## Start
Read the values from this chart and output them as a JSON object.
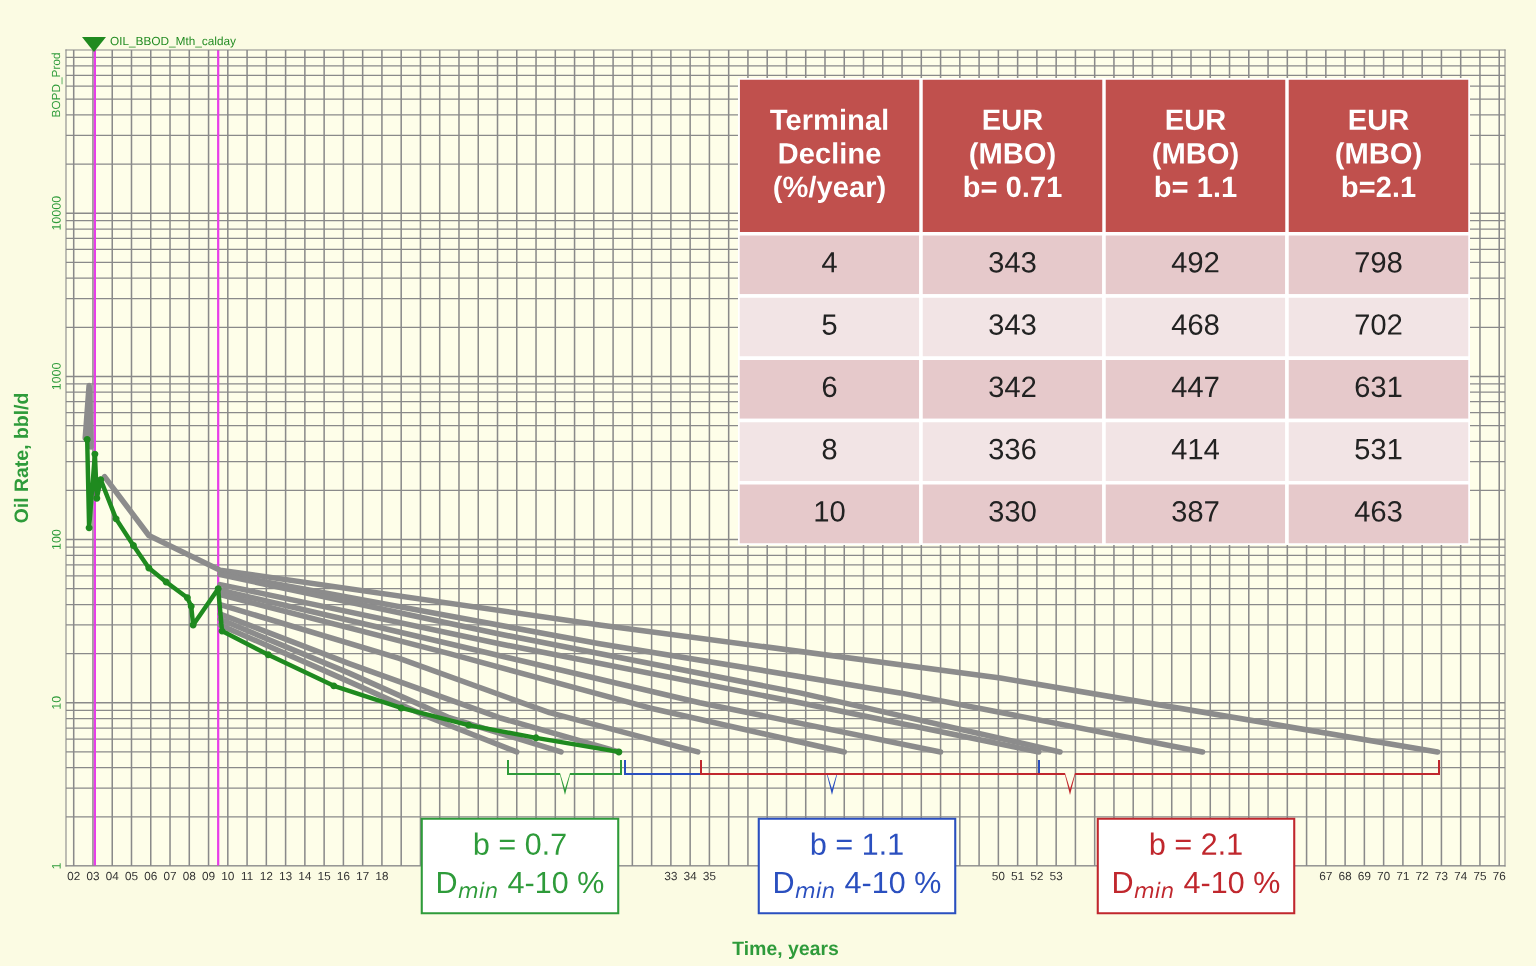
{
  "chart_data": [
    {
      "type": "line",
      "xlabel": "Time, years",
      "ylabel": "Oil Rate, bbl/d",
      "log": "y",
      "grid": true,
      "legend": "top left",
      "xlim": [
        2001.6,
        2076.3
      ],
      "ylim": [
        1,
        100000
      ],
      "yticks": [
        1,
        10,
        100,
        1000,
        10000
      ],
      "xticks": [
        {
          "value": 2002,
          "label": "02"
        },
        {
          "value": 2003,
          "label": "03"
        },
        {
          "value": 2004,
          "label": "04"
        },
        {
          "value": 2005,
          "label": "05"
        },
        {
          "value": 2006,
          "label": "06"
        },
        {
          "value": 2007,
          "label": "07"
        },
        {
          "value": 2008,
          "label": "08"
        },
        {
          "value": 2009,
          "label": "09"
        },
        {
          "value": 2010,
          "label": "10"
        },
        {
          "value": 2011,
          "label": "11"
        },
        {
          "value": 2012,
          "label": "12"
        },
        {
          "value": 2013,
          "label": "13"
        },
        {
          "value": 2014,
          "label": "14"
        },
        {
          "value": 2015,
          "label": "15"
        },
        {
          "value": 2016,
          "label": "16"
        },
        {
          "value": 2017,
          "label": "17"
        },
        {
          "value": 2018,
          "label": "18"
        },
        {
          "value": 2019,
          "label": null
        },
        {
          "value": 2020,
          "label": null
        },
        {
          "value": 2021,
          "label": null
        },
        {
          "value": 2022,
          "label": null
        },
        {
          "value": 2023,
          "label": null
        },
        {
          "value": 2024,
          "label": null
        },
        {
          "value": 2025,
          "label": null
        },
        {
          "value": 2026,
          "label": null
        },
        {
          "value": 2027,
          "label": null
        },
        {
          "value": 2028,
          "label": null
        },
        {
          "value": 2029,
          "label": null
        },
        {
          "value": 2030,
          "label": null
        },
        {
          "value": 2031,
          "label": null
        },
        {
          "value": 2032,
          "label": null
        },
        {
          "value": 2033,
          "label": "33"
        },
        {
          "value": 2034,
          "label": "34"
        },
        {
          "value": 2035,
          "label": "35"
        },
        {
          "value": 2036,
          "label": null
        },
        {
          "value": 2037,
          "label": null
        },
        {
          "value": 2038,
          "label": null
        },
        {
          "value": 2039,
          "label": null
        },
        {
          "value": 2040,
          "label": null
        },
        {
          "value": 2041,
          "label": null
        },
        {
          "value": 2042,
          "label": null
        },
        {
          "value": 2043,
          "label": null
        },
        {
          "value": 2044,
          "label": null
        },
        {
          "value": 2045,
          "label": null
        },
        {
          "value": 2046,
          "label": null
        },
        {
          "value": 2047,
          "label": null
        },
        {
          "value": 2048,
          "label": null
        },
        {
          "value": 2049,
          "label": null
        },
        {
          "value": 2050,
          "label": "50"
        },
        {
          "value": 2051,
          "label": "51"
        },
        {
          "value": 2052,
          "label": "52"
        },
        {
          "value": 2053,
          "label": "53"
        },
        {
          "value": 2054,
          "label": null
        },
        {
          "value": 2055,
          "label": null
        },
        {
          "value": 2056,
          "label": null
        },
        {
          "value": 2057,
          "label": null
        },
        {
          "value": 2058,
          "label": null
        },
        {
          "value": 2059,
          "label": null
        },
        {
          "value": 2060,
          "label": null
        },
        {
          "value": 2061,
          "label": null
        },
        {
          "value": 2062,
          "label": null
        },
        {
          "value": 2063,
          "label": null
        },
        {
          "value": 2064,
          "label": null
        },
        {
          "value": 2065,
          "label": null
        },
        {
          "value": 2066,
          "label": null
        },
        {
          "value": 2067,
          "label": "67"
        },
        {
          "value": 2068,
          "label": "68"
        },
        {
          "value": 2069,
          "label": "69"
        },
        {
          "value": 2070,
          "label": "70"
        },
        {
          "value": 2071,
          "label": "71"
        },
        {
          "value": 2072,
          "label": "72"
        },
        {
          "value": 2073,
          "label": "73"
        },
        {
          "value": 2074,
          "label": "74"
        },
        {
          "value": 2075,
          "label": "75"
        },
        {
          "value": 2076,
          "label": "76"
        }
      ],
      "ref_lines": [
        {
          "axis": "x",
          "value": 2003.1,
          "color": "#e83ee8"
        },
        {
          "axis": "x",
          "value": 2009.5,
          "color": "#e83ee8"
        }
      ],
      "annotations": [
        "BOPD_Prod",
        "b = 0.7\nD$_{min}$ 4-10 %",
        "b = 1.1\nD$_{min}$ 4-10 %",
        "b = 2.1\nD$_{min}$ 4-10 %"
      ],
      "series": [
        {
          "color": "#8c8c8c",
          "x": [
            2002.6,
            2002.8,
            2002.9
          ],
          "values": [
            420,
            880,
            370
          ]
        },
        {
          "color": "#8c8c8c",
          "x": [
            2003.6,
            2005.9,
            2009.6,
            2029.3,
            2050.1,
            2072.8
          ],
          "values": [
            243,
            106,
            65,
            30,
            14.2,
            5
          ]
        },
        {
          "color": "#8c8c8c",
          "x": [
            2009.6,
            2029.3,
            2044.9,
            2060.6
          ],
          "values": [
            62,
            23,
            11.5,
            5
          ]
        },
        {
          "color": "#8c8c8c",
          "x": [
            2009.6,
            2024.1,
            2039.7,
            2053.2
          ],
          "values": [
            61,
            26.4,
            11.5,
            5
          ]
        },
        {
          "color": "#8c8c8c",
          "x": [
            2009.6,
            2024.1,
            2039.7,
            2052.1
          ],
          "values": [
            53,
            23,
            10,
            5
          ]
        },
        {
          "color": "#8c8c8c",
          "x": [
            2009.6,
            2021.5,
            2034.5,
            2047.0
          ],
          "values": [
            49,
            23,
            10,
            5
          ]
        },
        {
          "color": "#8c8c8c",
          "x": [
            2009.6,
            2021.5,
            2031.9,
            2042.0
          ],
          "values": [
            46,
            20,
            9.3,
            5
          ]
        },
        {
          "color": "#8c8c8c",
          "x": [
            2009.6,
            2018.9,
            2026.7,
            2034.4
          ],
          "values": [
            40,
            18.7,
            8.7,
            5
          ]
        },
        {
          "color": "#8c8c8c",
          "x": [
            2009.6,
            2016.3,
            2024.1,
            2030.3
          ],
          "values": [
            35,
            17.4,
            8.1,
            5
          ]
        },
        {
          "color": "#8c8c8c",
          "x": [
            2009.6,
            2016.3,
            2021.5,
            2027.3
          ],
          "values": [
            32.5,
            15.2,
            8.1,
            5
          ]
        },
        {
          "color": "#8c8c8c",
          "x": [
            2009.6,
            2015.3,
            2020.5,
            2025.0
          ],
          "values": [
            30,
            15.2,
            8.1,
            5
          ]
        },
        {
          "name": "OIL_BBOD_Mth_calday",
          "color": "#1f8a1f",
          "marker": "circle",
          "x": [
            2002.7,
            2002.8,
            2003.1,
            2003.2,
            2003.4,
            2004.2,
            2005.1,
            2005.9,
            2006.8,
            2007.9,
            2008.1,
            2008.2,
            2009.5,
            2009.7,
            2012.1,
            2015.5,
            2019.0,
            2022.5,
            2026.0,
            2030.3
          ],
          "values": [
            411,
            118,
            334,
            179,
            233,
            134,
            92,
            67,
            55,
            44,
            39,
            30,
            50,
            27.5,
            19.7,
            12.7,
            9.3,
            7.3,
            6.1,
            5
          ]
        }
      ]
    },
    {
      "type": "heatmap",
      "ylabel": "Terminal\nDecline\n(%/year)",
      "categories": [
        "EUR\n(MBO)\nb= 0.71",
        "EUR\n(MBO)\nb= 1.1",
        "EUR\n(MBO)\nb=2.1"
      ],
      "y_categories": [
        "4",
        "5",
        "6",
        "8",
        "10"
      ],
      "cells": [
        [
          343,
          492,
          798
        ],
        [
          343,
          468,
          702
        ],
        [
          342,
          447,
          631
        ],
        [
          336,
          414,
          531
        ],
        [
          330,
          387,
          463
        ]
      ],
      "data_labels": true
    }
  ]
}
## End
Problem to solve: Reproduce each line of the material containing the word "ylabel".

Full output:
      "ylabel": "Oil Rate, bbl/d",
      "ylabel": "Terminal\nDecline\n(%/year)",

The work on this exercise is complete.